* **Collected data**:
====================

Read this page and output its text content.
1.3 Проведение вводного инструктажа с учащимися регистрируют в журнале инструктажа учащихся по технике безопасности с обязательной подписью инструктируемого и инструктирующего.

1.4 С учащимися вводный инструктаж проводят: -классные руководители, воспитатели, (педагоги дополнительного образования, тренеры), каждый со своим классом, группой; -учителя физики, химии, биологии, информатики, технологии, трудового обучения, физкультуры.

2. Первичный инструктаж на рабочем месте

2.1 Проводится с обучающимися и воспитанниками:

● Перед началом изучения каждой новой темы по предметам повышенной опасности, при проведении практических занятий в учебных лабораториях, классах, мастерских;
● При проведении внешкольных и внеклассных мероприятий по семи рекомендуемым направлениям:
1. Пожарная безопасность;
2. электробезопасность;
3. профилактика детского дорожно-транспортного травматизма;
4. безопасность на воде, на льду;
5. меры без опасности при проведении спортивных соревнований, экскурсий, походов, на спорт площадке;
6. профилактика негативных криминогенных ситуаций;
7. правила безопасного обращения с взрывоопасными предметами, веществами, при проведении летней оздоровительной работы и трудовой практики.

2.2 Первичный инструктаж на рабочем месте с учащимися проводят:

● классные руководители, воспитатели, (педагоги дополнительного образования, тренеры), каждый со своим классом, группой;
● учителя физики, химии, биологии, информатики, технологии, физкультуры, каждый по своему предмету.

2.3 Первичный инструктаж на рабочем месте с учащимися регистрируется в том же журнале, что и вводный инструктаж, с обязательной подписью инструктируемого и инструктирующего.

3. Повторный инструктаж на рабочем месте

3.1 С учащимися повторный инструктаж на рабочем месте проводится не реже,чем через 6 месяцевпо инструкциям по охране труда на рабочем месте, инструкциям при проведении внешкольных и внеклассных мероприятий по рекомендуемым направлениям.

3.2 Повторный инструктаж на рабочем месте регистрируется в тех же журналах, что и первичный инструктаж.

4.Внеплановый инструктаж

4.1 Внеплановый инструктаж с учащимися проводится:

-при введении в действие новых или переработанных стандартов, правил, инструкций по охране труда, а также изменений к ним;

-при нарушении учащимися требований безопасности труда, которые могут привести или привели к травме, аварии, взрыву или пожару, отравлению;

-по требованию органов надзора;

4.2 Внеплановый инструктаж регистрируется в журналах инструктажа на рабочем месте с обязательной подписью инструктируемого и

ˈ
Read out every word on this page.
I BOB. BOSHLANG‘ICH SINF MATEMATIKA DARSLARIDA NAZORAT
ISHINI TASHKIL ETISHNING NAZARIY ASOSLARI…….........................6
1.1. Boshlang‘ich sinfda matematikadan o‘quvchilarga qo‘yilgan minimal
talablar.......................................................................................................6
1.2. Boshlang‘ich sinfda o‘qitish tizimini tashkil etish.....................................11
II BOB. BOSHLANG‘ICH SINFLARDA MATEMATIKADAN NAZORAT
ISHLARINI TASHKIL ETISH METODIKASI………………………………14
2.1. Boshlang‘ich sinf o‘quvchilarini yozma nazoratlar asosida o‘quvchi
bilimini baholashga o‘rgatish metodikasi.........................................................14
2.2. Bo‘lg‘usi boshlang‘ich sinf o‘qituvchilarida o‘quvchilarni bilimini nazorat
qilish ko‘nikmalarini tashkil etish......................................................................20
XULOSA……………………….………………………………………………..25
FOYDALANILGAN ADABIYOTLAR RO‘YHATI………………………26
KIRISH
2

====================

* **WHAT TO DO**:
Write out the data again, exactly and in full.

* **RESULT**:
Read this page and output its text content.
1.3 Проведение вводного инструктажа с учащимися регистрируют в журнале инструктажа учащихся по технике безопасности с обязательной подписью инструктируемого и инструктирующего.

1.4 С учащимися вводный инструктаж проводят: -классные руководители, воспитатели, (педагоги дополнительного образования, тренеры), каждый со своим классом, группой; -учителя физики, химии, биологии, информатики, технологии, трудового обучения, физкультуры.

2. Первичный инструктаж на рабочем месте

2.1 Проводится с обучающимися и воспитанниками:

● Перед началом изучения каждой новой темы по предметам повышенной опасности, при проведении практических занятий в учебных лабораториях, классах, мастерских;
● При проведении внешкольных и внеклассных мероприятий по семи рекомендуемым направлениям:
1. Пожарная безопасность;
2. электробезопасность;
3. профилактика детского дорожно-транспортного травматизма;
4. безопасность на воде, на льду;
5. меры без опасности при проведении спортивных соревнований, экскурсий, походов, на спорт площадке;
6. профилактика негативных криминогенных ситуаций;
7. правила безопасного обращения с взрывоопасными предметами, веществами, при проведении летней оздоровительной работы и трудовой практики.

2.2 Первичный инструктаж на рабочем месте с учащимися проводят:

● классные руководители, воспитатели, (педагоги дополнительного образования, тренеры), каждый со своим классом, группой;
● учителя физики, химии, биологии, информатики, технологии, физкультуры, каждый по своему предмету.

2.3 Первичный инструктаж на рабочем месте с учащимися регистрируется в том же журнале, что и вводный инструктаж, с обязательной подписью инструктируемого и инструктирующего.

3. Повторный инструктаж на рабочем месте

3.1 С учащимися повторный инструктаж на рабочем месте проводится не реже,чем через 6 месяцевпо инструкциям по охране труда на рабочем месте, инструкциям при проведении внешкольных и внеклассных мероприятий по рекомендуемым направлениям.

3.2 Повторный инструктаж на рабочем месте регистрируется в тех же журналах, что и первичный инструктаж.

4.Внеплановый инструктаж

4.1 Внеплановый инструктаж с учащимися проводится:

-при введении в действие новых или переработанных стандартов, правил, инструкций по охране труда, а также изменений к ним;

-при нарушении учащимися требований безопасности труда, которые могут привести или привели к травме, аварии, взрыву или пожару, отравлению;

-по требованию органов надзора;

4.2 Внеплановый инструктаж регистрируется в журналах инструктажа на рабочем месте с обязательной подписью инструктируемого и

ˈ
Read out every word on this page.
I BOB. BOSHLANG‘ICH SINF MATEMATIKA DARSLARIDA NAZORAT
ISHINI TASHKIL ETISHNING NAZARIY ASOSLARI…….........................6
1.1. Boshlang‘ich sinfda matematikadan o‘quvchilarga qo‘yilgan minimal
talablar.......................................................................................................6
1.2. Boshlang‘ich sinfda o‘qitish tizimini tashkil etish.....................................11
II BOB. BOSHLANG‘ICH SINFLARDA MATEMATIKADAN NAZORAT
ISHLARINI TASHKIL ETISH METODIKASI………………………………14
2.1. Boshlang‘ich sinf o‘quvchilarini yozma nazoratlar asosida o‘quvchi
bilimini baholashga o‘rgatish metodikasi.........................................................14
2.2. Bo‘lg‘usi boshlang‘ich sinf o‘qituvchilarida o‘quvchilarni bilimini nazorat
qilish ko‘nikmalarini tashkil etish......................................................................20
XULOSA……………………….………………………………………………..25
FOYDALANILGAN ADABIYOTLAR RO‘YHATI………………………26
KIRISH
2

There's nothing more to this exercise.